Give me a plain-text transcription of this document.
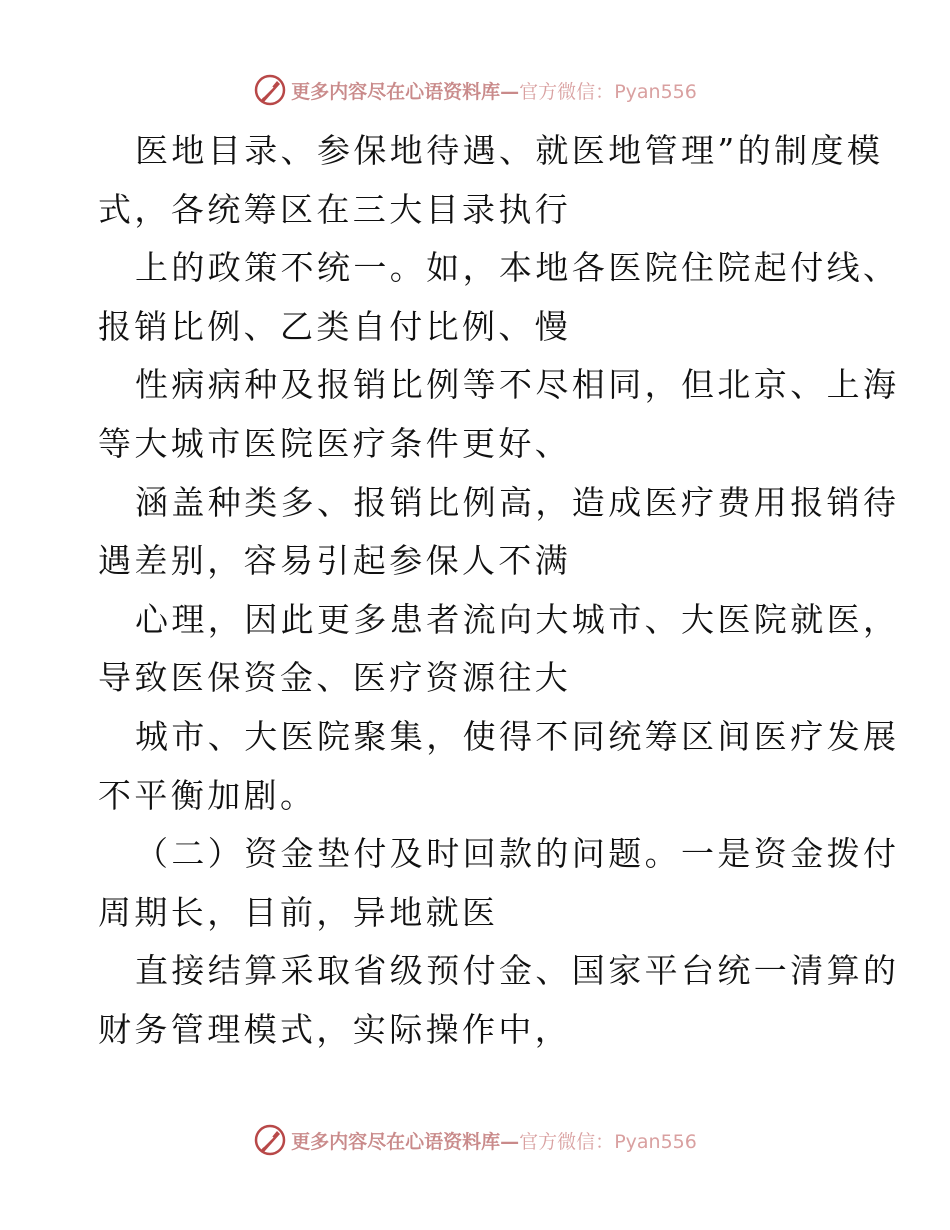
更多内容尽在心语资料库—官方微信：Pyan556
医地目录、参保地待遇、就医地管理”的制度模
式，各统筹区在三大目录执行
上的政策不统一。如，本地各医院住院起付线、
报销比例、乙类自付比例、慢
性病病种及报销比例等不尽相同，但北京、上海
等大城市医院医疗条件更好、
涵盖种类多、报销比例高，造成医疗费用报销待
遇差别，容易引起参保人不满
心理，因此更多患者流向大城市、大医院就医，
导致医保资金、医疗资源往大
城市、大医院聚集，使得不同统筹区间医疗发展
不平衡加剧。
（二）资金垫付及时回款的问题。一是资金拨付
周期长，目前，异地就医
直接结算采取省级预付金、国家平台统一清算的
财务管理模式，实际操作中，
更多内容尽在心语资料库—官方微信：Pyan556
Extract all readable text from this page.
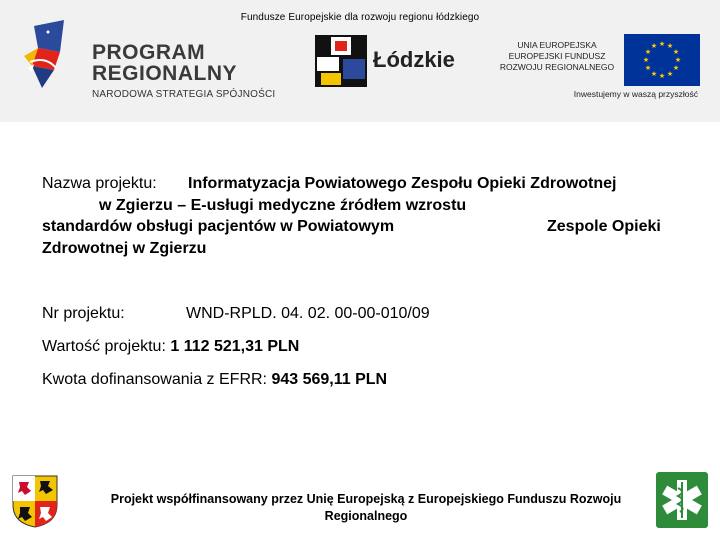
Fundusze Europejskie dla rozwoju regionu łódzkiego
PROGRAM
REGIONALNY
NARODOWA STRATEGIA SPÓJNOŚCI
Łódzkie
UNIA EUROPEJSKA
EUROPEJSKI FUNDUSZ
ROZWOJU REGIONALNEGO
★ ★
★
★
★
★
★
★
★
★
★
★
Inwestujemy w waszą przyszłość
Nazwa projektu: Informatyzacja Powiatowego Zespołu Opieki Zdrowotnej
w Zgierzu – E-usługi medyczne źródłem wzrostu
standardów obsługi pacjentów w Powiatowym	Zespole Opieki
Zdrowotnej w Zgierzu
Nr projektu:	WND-RPLD. 04. 02. 00-00-010/09
Wartość projektu: 1 112 521,31 PLN
Kwota dofinansowania z EFRR: 943 569,11 PLN
Projekt współfinansowany przez Unię Europejską z Europejskiego Funduszu Rozwoju
Regionalnego
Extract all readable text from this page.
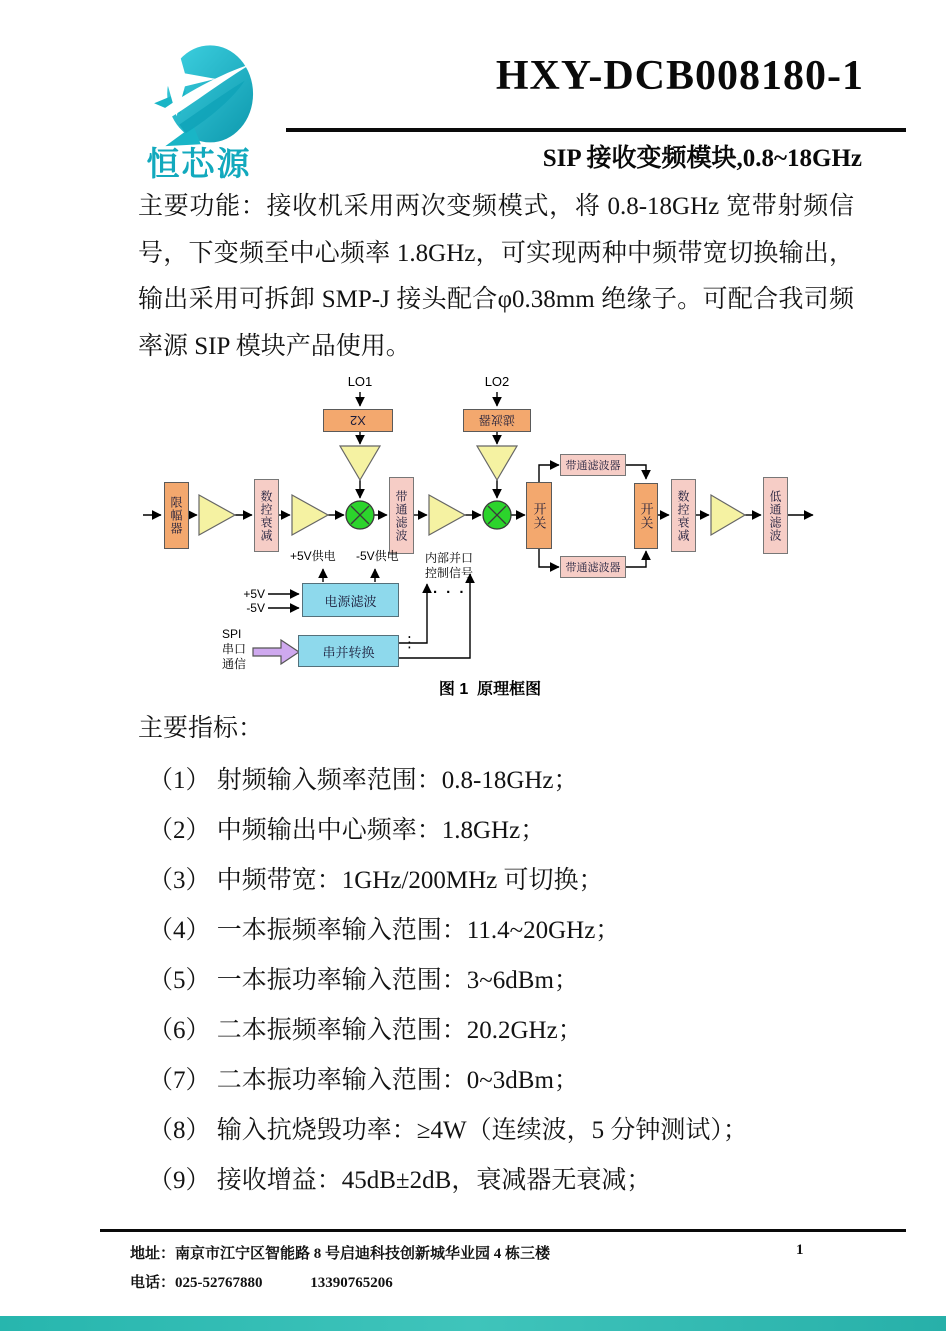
恒芯源
HXY-DCB008180-1
SIP 接收变频模块,0.8~18GHz
主要功能：接收机采用两次变频模式，将 0.8-18GHz 宽带射频信号，下变频至中心频率 1.8GHz，可实现两种中频带宽切换输出，输出采用可拆卸 SMP-J 接头配合φ0.38mm 绝缘子。可配合我司频率源 SIP 模块产品使用。
LO1	LO2
X2	滤波器
限幅器	数控衰减	带通滤波	开关
带通滤波器
带通滤波器
开关 数控衰减	低通滤波
电源滤波
串并转换
+5V供电 -5V供电
+5V
-5V
内部并口
控制信号
· · ·
⋮
SPI
串口
通信
图 1  原理框图
主要指标：
（1） 射频输入频率范围：0.8-18GHz；
（2） 中频输出中心频率：1.8GHz；
（3） 中频带宽：1GHz/200MHz 可切换；
（4） 一本振频率输入范围：11.4~20GHz；
（5） 一本振功率输入范围：3~6dBm；
（6） 二本振频率输入范围：20.2GHz；
（7） 二本振功率输入范围：0~3dBm；
（8） 输入抗烧毁功率：≥4W（连续波，5 分钟测试）；
（9） 接收增益：45dB±2dB，衰减器无衰减；
地址：南京市江宁区智能路 8 号启迪科技创新城华业园 4 栋三楼	1
电话：025-52767880	13390765206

▶ To be done:
Copy each line containing the word "projektu" from the data.

▶ Answer to the task:
Nazwa projektu: Informatyzacja Powiatowego Zespołu Opieki Zdrowotnej
Nr projektu:	WND-RPLD. 04. 02. 00-00-010/09
Wartość projektu: 1 112 521,31 PLN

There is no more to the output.